[Lines of data]
━━━━━━

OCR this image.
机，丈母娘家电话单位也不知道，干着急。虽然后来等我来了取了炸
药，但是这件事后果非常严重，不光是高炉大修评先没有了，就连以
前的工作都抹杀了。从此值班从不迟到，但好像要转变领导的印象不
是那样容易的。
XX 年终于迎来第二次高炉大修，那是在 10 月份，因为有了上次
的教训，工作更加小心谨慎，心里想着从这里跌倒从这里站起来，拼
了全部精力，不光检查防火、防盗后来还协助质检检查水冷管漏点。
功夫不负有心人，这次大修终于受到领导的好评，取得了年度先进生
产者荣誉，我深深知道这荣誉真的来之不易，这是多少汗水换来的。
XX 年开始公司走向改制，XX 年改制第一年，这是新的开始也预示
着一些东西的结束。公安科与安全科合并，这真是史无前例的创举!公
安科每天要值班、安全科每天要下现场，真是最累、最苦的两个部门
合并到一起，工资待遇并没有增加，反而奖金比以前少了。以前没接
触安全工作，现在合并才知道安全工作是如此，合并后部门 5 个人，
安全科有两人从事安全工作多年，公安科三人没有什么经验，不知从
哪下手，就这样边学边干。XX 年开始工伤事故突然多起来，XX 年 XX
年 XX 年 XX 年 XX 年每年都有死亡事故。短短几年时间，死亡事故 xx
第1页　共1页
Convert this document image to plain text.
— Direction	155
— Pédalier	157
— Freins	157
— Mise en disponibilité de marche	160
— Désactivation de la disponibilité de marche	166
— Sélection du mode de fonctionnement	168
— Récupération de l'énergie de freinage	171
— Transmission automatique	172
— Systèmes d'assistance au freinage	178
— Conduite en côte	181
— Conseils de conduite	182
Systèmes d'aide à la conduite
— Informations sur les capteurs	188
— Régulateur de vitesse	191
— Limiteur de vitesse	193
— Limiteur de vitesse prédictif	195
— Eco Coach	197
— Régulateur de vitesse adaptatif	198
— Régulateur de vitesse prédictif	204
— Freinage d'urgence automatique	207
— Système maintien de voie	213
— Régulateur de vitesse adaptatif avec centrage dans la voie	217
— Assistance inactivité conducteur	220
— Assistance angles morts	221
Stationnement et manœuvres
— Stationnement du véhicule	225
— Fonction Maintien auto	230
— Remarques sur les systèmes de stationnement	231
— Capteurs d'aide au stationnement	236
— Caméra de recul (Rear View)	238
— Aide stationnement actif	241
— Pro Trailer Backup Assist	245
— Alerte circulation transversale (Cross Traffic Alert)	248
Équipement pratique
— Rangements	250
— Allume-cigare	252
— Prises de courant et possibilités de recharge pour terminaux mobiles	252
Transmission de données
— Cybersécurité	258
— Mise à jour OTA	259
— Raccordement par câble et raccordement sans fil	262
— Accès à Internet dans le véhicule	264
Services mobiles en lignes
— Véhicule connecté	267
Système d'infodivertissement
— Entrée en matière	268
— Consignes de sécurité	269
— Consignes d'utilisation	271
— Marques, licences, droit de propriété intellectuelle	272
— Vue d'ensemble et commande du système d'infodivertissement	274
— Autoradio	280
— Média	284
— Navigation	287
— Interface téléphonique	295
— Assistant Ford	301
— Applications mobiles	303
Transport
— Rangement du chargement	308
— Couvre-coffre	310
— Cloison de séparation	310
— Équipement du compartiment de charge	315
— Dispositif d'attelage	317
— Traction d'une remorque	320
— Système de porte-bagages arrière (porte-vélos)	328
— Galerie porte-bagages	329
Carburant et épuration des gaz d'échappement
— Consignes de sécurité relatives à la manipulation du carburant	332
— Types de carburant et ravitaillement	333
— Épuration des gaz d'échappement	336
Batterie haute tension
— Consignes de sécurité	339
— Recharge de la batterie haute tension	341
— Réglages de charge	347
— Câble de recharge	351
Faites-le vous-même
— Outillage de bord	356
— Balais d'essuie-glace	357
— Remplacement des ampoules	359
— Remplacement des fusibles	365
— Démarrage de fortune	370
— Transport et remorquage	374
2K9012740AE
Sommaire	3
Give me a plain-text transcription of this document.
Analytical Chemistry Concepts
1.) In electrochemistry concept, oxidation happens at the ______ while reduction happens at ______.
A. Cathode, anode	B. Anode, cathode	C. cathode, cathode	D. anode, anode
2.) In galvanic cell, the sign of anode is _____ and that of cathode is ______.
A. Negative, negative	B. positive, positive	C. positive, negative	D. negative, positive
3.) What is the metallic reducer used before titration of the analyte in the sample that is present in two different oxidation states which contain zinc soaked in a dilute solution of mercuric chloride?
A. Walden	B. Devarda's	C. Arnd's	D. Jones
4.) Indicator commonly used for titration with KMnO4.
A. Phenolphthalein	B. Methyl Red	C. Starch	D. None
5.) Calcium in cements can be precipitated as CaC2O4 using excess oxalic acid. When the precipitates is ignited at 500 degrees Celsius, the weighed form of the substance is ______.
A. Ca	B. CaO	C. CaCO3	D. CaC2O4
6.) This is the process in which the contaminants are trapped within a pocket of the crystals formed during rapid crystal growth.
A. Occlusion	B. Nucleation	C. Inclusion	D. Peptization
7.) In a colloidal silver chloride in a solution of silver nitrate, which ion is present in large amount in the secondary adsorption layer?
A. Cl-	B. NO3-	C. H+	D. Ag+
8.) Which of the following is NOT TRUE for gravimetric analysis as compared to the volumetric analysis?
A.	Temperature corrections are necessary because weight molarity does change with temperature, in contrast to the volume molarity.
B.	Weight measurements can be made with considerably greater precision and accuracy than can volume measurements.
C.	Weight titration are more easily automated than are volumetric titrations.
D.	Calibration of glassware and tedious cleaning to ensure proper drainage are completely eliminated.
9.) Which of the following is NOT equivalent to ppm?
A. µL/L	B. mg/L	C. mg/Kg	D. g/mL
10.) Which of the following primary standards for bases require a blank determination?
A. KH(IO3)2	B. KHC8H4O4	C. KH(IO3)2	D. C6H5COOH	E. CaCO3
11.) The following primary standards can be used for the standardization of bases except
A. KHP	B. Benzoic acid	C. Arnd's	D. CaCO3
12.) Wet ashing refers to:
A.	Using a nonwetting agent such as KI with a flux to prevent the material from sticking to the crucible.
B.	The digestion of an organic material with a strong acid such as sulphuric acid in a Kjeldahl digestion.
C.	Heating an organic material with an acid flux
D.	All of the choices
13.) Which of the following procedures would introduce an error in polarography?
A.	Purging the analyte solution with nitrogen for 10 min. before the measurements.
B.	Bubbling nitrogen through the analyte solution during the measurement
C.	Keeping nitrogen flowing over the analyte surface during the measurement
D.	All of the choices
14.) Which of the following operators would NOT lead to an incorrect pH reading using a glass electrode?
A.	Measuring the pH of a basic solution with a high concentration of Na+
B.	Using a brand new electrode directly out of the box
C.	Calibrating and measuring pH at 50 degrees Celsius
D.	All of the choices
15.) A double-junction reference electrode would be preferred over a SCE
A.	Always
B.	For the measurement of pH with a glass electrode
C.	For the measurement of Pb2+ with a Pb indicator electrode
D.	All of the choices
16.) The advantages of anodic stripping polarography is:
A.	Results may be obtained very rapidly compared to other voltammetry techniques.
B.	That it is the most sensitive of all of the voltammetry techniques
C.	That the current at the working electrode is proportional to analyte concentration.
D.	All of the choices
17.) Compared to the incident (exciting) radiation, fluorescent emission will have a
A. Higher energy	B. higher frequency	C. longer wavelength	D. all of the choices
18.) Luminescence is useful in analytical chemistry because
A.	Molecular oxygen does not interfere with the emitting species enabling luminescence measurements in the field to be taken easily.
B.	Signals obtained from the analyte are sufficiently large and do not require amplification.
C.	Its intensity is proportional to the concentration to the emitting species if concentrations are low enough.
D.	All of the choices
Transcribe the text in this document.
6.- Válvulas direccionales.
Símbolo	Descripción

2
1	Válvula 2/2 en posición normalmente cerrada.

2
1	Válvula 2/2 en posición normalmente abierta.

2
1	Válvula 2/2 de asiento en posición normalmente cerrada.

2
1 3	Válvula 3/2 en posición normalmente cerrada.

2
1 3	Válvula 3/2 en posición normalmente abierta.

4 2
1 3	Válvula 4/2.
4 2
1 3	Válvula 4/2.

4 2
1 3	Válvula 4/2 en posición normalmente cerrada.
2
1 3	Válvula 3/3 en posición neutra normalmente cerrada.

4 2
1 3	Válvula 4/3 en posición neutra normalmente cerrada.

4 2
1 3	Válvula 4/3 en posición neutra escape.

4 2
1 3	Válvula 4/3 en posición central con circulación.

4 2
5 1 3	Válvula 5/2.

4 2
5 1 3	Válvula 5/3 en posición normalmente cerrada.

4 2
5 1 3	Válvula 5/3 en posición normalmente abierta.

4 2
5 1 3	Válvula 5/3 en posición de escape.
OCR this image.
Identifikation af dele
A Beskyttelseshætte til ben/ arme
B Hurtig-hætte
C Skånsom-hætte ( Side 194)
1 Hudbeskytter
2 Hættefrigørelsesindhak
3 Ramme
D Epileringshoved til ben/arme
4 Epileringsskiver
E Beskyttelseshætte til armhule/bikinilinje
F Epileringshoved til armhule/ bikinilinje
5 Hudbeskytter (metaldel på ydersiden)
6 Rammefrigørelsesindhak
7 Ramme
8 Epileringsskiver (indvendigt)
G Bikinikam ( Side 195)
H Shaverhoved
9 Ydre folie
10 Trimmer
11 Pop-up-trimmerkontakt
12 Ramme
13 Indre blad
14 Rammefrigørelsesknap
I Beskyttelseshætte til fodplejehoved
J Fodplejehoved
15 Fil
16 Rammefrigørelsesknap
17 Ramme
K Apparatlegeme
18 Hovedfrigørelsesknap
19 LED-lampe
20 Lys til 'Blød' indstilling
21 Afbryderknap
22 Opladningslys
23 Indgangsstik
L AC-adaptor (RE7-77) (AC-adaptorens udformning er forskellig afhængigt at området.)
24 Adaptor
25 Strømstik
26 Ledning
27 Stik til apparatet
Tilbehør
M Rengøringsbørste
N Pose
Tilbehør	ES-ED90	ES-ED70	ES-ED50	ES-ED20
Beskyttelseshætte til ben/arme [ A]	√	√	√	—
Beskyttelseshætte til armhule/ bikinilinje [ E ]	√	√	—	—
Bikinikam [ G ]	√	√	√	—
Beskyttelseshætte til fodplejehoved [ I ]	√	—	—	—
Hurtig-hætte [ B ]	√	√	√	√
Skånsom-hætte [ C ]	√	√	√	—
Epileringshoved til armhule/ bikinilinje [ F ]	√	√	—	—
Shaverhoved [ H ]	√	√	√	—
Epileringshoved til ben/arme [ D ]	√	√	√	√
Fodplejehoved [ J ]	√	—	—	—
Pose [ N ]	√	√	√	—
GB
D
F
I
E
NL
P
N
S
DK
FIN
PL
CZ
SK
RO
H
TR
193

━━━━━━

→ **Directions**
Return all lines containing the word "standards".

→ **Answer for the task**
10.) Which of the following primary standards for bases require a blank determination?
11.) The following primary standards can be used for the standardization of bases except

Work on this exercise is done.